# Stated goal
Gather each line containing the string "wise" from these entries.

# Data to use
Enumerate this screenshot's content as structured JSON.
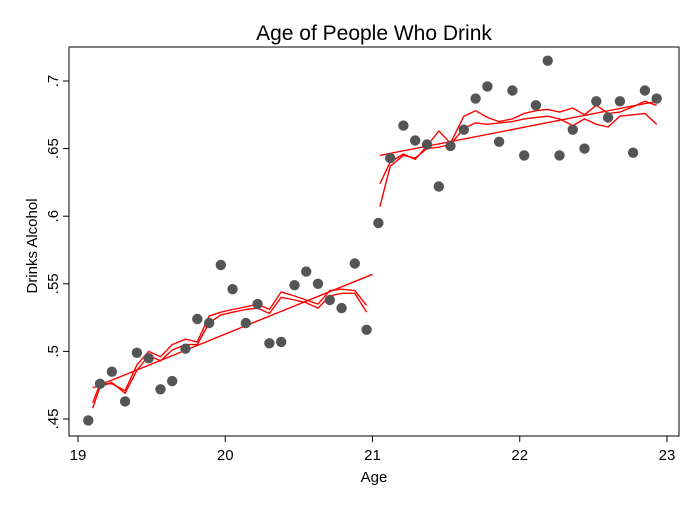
{
  "chart_data": {
    "type": "scatter",
    "title": "Age of People Who Drink",
    "xlabel": "Age",
    "ylabel": "Drinks Alcohol",
    "xlim": [
      19,
      23
    ],
    "ylim": [
      0.44,
      0.72
    ],
    "xticks": [
      {
        "value": 19,
        "label": "19"
      },
      {
        "value": 20,
        "label": "20"
      },
      {
        "value": 21,
        "label": "21"
      },
      {
        "value": 22,
        "label": "22"
      },
      {
        "value": 23,
        "label": "23"
      }
    ],
    "yticks": [
      {
        "value": 0.45,
        "label": ".45"
      },
      {
        "value": 0.5,
        "label": ".5"
      },
      {
        "value": 0.55,
        "label": ".55"
      },
      {
        "value": 0.6,
        "label": ".6"
      },
      {
        "value": 0.65,
        "label": ".65"
      },
      {
        "value": 0.7,
        "label": ".7"
      }
    ],
    "grid": false,
    "legend": "none",
    "colors": {
      "points": "#555555",
      "fit": "#ff0000",
      "axes": "#000000"
    },
    "points": [
      {
        "x": 19.07,
        "y": 0.449
      },
      {
        "x": 19.15,
        "y": 0.476
      },
      {
        "x": 19.23,
        "y": 0.485
      },
      {
        "x": 19.32,
        "y": 0.463
      },
      {
        "x": 19.4,
        "y": 0.499
      },
      {
        "x": 19.48,
        "y": 0.495
      },
      {
        "x": 19.56,
        "y": 0.472
      },
      {
        "x": 19.64,
        "y": 0.478
      },
      {
        "x": 19.73,
        "y": 0.502
      },
      {
        "x": 19.81,
        "y": 0.524
      },
      {
        "x": 19.89,
        "y": 0.521
      },
      {
        "x": 19.97,
        "y": 0.564
      },
      {
        "x": 20.05,
        "y": 0.546
      },
      {
        "x": 20.14,
        "y": 0.521
      },
      {
        "x": 20.22,
        "y": 0.535
      },
      {
        "x": 20.3,
        "y": 0.506
      },
      {
        "x": 20.38,
        "y": 0.507
      },
      {
        "x": 20.47,
        "y": 0.549
      },
      {
        "x": 20.55,
        "y": 0.559
      },
      {
        "x": 20.63,
        "y": 0.55
      },
      {
        "x": 20.71,
        "y": 0.538
      },
      {
        "x": 20.79,
        "y": 0.532
      },
      {
        "x": 20.88,
        "y": 0.565
      },
      {
        "x": 20.96,
        "y": 0.516
      },
      {
        "x": 21.04,
        "y": 0.595
      },
      {
        "x": 21.12,
        "y": 0.643
      },
      {
        "x": 21.21,
        "y": 0.667
      },
      {
        "x": 21.29,
        "y": 0.656
      },
      {
        "x": 21.37,
        "y": 0.653
      },
      {
        "x": 21.45,
        "y": 0.622
      },
      {
        "x": 21.53,
        "y": 0.652
      },
      {
        "x": 21.62,
        "y": 0.664
      },
      {
        "x": 21.7,
        "y": 0.687
      },
      {
        "x": 21.78,
        "y": 0.696
      },
      {
        "x": 21.86,
        "y": 0.655
      },
      {
        "x": 21.95,
        "y": 0.693
      },
      {
        "x": 22.03,
        "y": 0.645
      },
      {
        "x": 22.11,
        "y": 0.682
      },
      {
        "x": 22.19,
        "y": 0.715
      },
      {
        "x": 22.27,
        "y": 0.645
      },
      {
        "x": 22.36,
        "y": 0.664
      },
      {
        "x": 22.44,
        "y": 0.65
      },
      {
        "x": 22.52,
        "y": 0.685
      },
      {
        "x": 22.6,
        "y": 0.673
      },
      {
        "x": 22.68,
        "y": 0.685
      },
      {
        "x": 22.77,
        "y": 0.647
      },
      {
        "x": 22.85,
        "y": 0.693
      },
      {
        "x": 22.93,
        "y": 0.687
      }
    ],
    "fits": [
      {
        "segment": "below-21",
        "points": [
          [
            19.1,
            0.473
          ],
          [
            21.0,
            0.557
          ]
        ]
      },
      {
        "segment": "above-21",
        "points": [
          [
            21.05,
            0.645
          ],
          [
            22.93,
            0.685
          ]
        ]
      },
      {
        "segment": "below-21",
        "points": [
          [
            19.1,
            0.462
          ],
          [
            19.15,
            0.476
          ],
          [
            19.23,
            0.476
          ],
          [
            19.32,
            0.471
          ],
          [
            19.4,
            0.49
          ],
          [
            19.48,
            0.5
          ],
          [
            19.56,
            0.496
          ],
          [
            19.64,
            0.505
          ],
          [
            19.73,
            0.509
          ],
          [
            19.81,
            0.507
          ],
          [
            19.89,
            0.526
          ],
          [
            19.97,
            0.529
          ],
          [
            20.05,
            0.531
          ],
          [
            20.14,
            0.533
          ],
          [
            20.22,
            0.535
          ],
          [
            20.3,
            0.531
          ],
          [
            20.38,
            0.544
          ],
          [
            20.47,
            0.541
          ],
          [
            20.55,
            0.538
          ],
          [
            20.63,
            0.535
          ],
          [
            20.71,
            0.545
          ],
          [
            20.79,
            0.546
          ],
          [
            20.88,
            0.545
          ],
          [
            20.96,
            0.534
          ]
        ]
      },
      {
        "segment": "below-21",
        "points": [
          [
            19.1,
            0.458
          ],
          [
            19.15,
            0.474
          ],
          [
            19.23,
            0.477
          ],
          [
            19.32,
            0.469
          ],
          [
            19.4,
            0.486
          ],
          [
            19.48,
            0.497
          ],
          [
            19.56,
            0.493
          ],
          [
            19.64,
            0.501
          ],
          [
            19.73,
            0.505
          ],
          [
            19.81,
            0.505
          ],
          [
            19.89,
            0.521
          ],
          [
            19.97,
            0.527
          ],
          [
            20.05,
            0.529
          ],
          [
            20.14,
            0.531
          ],
          [
            20.22,
            0.532
          ],
          [
            20.3,
            0.528
          ],
          [
            20.38,
            0.54
          ],
          [
            20.47,
            0.538
          ],
          [
            20.55,
            0.536
          ],
          [
            20.63,
            0.532
          ],
          [
            20.71,
            0.541
          ],
          [
            20.79,
            0.543
          ],
          [
            20.88,
            0.543
          ],
          [
            20.96,
            0.529
          ]
        ]
      },
      {
        "segment": "above-21",
        "points": [
          [
            21.05,
            0.607
          ],
          [
            21.12,
            0.637
          ],
          [
            21.21,
            0.645
          ],
          [
            21.29,
            0.643
          ],
          [
            21.37,
            0.65
          ],
          [
            21.45,
            0.651
          ],
          [
            21.53,
            0.653
          ],
          [
            21.62,
            0.665
          ],
          [
            21.7,
            0.669
          ],
          [
            21.78,
            0.668
          ],
          [
            21.86,
            0.669
          ],
          [
            21.95,
            0.67
          ],
          [
            22.03,
            0.672
          ],
          [
            22.11,
            0.673
          ],
          [
            22.19,
            0.674
          ],
          [
            22.27,
            0.672
          ],
          [
            22.36,
            0.667
          ],
          [
            22.44,
            0.672
          ],
          [
            22.52,
            0.668
          ],
          [
            22.6,
            0.666
          ],
          [
            22.68,
            0.674
          ],
          [
            22.77,
            0.675
          ],
          [
            22.85,
            0.676
          ],
          [
            22.93,
            0.668
          ]
        ]
      },
      {
        "segment": "above-21",
        "points": [
          [
            21.05,
            0.624
          ],
          [
            21.12,
            0.64
          ],
          [
            21.21,
            0.646
          ],
          [
            21.29,
            0.642
          ],
          [
            21.37,
            0.652
          ],
          [
            21.45,
            0.663
          ],
          [
            21.53,
            0.654
          ],
          [
            21.62,
            0.674
          ],
          [
            21.7,
            0.678
          ],
          [
            21.78,
            0.673
          ],
          [
            21.86,
            0.67
          ],
          [
            21.95,
            0.672
          ],
          [
            22.03,
            0.676
          ],
          [
            22.11,
            0.678
          ],
          [
            22.19,
            0.679
          ],
          [
            22.27,
            0.677
          ],
          [
            22.36,
            0.68
          ],
          [
            22.44,
            0.675
          ],
          [
            22.52,
            0.682
          ],
          [
            22.6,
            0.676
          ],
          [
            22.68,
            0.677
          ],
          [
            22.77,
            0.681
          ],
          [
            22.85,
            0.685
          ],
          [
            22.93,
            0.682
          ]
        ]
      }
    ]
  }
}
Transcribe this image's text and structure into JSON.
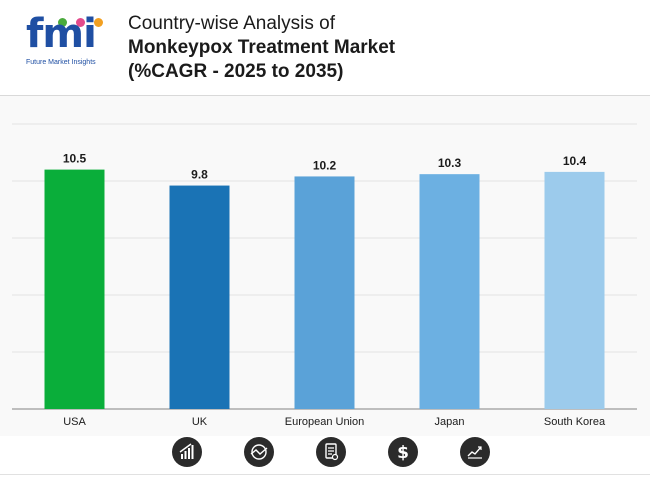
{
  "header": {
    "title_line1": "Country-wise Analysis of",
    "title_line2": "Monkeypox Treatment Market",
    "title_line3": "(%CAGR - 2025 to 2035)"
  },
  "logo": {
    "word": "fmi",
    "subtitle": "Future Market Insights",
    "dot_colors": [
      "#4aaa3c",
      "#e34a8c",
      "#f2a021"
    ]
  },
  "chart_data": {
    "type": "bar",
    "title": "Country-wise Analysis of Monkeypox Treatment Market (%CAGR - 2025 to 2035)",
    "categories": [
      "USA",
      "UK",
      "European Union",
      "Japan",
      "South Korea"
    ],
    "values": [
      10.5,
      9.8,
      10.2,
      10.3,
      10.4
    ],
    "value_labels": [
      "10.5",
      "9.8",
      "10.2",
      "10.3",
      "10.4"
    ],
    "colors": [
      "#0aae3a",
      "#1a73b5",
      "#5aa2d8",
      "#6cb0e2",
      "#9ccbec"
    ],
    "xlabel": "",
    "ylabel": "",
    "ylim": [
      0,
      12.5
    ],
    "grid": true,
    "legend": "none"
  },
  "footer": {
    "icons": [
      "bar-growth-icon",
      "globe-chart-icon",
      "document-search-icon",
      "dollar-icon",
      "line-trend-icon"
    ]
  }
}
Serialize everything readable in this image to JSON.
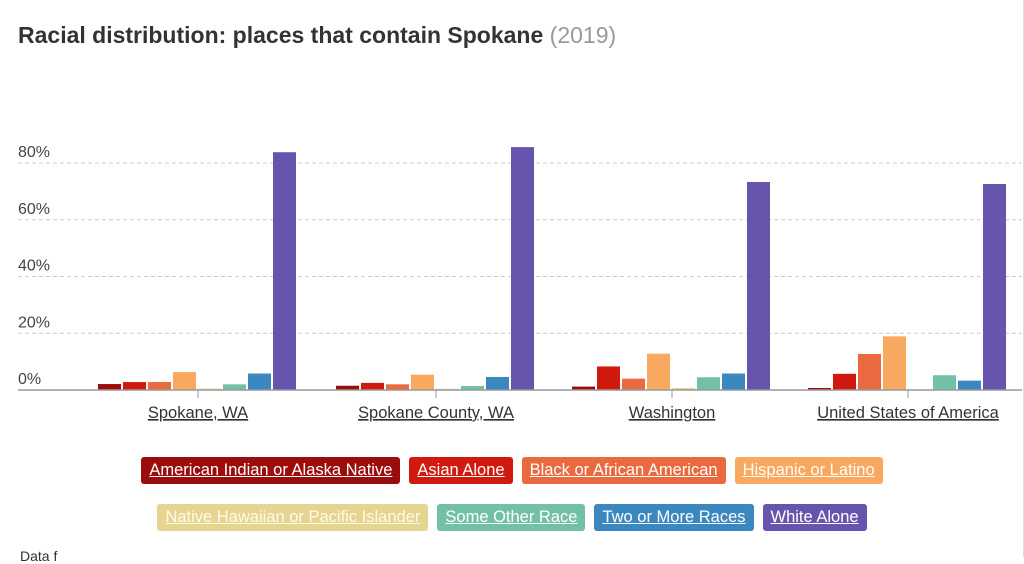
{
  "title": "Racial distribution: places that contain Spokane",
  "year": "(2019)",
  "footer_partial": "Data f",
  "chart_data": {
    "type": "bar",
    "title": "Racial distribution: places that contain Spokane (2019)",
    "xlabel": "",
    "ylabel": "",
    "ylim": [
      0,
      90
    ],
    "yticks": [
      0,
      20,
      40,
      60,
      80
    ],
    "ytick_labels": [
      "0%",
      "20%",
      "40%",
      "60%",
      "80%"
    ],
    "grid": true,
    "legend_placement": "bottom",
    "categories": [
      "Spokane, WA",
      "Spokane County, WA",
      "Washington",
      "United States of America"
    ],
    "series": [
      {
        "name": "American Indian or Alaska Native",
        "color": "#9b0d0d",
        "values": [
          2.1,
          1.5,
          1.2,
          0.7
        ]
      },
      {
        "name": "Asian Alone",
        "color": "#d0190f",
        "values": [
          2.8,
          2.5,
          8.3,
          5.7
        ]
      },
      {
        "name": "Black or African American",
        "color": "#ea6a3f",
        "values": [
          2.8,
          2.0,
          4.0,
          12.7
        ]
      },
      {
        "name": "Hispanic or Latino",
        "color": "#f9a85f",
        "values": [
          6.3,
          5.4,
          12.8,
          18.9
        ]
      },
      {
        "name": "Native Hawaiian or Pacific Islander",
        "color": "#e6d491",
        "values": [
          0.5,
          0.4,
          0.7,
          0.2
        ]
      },
      {
        "name": "Some Other Race",
        "color": "#72c0a6",
        "values": [
          2.0,
          1.4,
          4.5,
          5.2
        ]
      },
      {
        "name": "Two or More Races",
        "color": "#3a88bf",
        "values": [
          5.8,
          4.6,
          5.8,
          3.3
        ]
      },
      {
        "name": "White Alone",
        "color": "#6654ad",
        "values": [
          83.8,
          85.6,
          73.3,
          72.6
        ]
      }
    ]
  }
}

# Task solution
    "title_line1": "Country-wise Analysis of",
    "title": "Country-wise Analysis of Monkeypox Treatment Market (%CAGR - 2025 to 2035)",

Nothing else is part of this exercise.